>> Begin
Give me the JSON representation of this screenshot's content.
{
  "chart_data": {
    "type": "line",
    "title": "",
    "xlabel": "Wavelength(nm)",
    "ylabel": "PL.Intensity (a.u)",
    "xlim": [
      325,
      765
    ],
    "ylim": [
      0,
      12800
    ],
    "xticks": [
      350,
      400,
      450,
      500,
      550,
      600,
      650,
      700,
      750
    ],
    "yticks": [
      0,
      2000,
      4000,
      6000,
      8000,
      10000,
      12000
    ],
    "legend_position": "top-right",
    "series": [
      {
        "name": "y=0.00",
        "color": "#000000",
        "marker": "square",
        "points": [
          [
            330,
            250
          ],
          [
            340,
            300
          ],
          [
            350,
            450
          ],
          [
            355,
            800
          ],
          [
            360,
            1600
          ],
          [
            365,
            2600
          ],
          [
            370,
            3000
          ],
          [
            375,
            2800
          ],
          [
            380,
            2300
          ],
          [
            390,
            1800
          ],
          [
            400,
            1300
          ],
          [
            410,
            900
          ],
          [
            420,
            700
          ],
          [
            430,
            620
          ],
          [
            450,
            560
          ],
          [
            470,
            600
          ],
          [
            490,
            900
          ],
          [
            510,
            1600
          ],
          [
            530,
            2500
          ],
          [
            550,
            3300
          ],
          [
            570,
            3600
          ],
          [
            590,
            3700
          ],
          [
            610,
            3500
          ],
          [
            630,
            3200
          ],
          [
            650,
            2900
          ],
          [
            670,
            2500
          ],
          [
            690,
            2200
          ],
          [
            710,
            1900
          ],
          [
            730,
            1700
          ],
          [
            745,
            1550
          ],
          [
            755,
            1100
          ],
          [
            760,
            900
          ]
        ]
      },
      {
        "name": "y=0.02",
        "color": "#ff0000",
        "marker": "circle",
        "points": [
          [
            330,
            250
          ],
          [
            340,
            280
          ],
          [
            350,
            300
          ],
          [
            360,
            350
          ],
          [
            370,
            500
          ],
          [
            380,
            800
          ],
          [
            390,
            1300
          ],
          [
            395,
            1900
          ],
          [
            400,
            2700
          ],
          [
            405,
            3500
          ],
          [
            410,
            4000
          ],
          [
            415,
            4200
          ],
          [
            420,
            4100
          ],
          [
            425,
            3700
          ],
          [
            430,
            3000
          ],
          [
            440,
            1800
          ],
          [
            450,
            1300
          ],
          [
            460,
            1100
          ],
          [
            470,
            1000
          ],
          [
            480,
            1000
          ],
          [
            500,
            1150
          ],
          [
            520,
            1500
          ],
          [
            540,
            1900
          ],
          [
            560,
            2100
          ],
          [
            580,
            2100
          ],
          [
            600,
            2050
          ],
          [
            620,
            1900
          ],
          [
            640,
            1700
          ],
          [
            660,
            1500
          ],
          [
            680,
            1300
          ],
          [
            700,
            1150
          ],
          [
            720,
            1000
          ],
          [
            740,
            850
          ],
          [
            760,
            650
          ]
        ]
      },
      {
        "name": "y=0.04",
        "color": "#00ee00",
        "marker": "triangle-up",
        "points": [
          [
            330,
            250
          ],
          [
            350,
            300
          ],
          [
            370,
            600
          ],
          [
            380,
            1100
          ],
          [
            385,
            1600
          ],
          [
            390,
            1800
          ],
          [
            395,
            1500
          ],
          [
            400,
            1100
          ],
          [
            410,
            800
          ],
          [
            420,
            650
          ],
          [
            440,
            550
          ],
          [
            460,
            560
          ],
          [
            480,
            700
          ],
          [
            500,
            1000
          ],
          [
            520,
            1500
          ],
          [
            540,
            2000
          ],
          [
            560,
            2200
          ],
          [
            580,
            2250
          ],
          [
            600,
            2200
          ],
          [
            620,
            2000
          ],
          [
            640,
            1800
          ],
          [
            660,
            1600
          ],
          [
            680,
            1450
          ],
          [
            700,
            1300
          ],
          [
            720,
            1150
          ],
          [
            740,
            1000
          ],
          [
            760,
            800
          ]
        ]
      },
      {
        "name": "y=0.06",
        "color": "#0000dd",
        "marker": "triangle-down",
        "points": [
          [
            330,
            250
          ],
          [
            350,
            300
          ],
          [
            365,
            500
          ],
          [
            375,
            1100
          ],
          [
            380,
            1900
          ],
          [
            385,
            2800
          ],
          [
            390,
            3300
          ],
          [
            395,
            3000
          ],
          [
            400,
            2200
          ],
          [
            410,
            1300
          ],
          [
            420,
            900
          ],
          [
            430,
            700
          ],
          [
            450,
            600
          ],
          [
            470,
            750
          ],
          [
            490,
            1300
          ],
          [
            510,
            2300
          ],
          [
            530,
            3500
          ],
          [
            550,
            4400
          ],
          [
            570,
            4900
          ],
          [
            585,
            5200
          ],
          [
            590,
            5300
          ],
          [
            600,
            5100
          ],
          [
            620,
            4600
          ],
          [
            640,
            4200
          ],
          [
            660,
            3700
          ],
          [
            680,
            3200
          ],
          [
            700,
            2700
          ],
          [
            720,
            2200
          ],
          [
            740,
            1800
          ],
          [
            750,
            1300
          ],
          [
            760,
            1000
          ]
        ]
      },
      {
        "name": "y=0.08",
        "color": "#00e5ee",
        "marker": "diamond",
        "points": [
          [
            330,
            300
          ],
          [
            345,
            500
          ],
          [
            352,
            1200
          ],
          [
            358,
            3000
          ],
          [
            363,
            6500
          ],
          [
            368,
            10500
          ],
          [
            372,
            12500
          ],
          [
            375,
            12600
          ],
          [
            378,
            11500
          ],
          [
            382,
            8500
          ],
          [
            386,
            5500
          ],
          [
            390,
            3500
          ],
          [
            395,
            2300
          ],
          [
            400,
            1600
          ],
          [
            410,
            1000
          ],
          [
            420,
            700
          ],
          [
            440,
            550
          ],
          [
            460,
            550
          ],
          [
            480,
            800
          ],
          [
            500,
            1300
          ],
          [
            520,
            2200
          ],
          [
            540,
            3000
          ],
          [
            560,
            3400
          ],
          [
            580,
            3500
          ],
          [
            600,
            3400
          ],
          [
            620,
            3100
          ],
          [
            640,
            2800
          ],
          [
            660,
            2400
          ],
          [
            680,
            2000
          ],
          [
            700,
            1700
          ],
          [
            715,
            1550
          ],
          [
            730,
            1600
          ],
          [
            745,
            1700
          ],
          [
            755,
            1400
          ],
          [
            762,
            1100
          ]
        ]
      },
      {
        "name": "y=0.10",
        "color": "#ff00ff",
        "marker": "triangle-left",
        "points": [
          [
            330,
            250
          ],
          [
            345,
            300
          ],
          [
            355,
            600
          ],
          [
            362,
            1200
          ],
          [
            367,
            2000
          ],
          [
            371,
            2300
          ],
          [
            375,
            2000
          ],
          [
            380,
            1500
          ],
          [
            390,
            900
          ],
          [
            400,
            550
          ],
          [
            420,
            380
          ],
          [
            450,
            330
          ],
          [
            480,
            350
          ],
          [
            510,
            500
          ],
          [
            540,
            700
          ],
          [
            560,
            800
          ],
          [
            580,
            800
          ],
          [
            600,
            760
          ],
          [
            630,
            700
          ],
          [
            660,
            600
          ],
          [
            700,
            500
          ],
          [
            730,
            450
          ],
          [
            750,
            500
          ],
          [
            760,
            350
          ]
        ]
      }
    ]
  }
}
>> End
EXERCISE TASK –
Show all lines above holding "color".

SOLVED EXERCISE –
        "color": "#000000",
        "color": "#ff0000",
        "color": "#00ee00",
        "color": "#0000dd",
        "color": "#00e5ee",
        "color": "#ff00ff",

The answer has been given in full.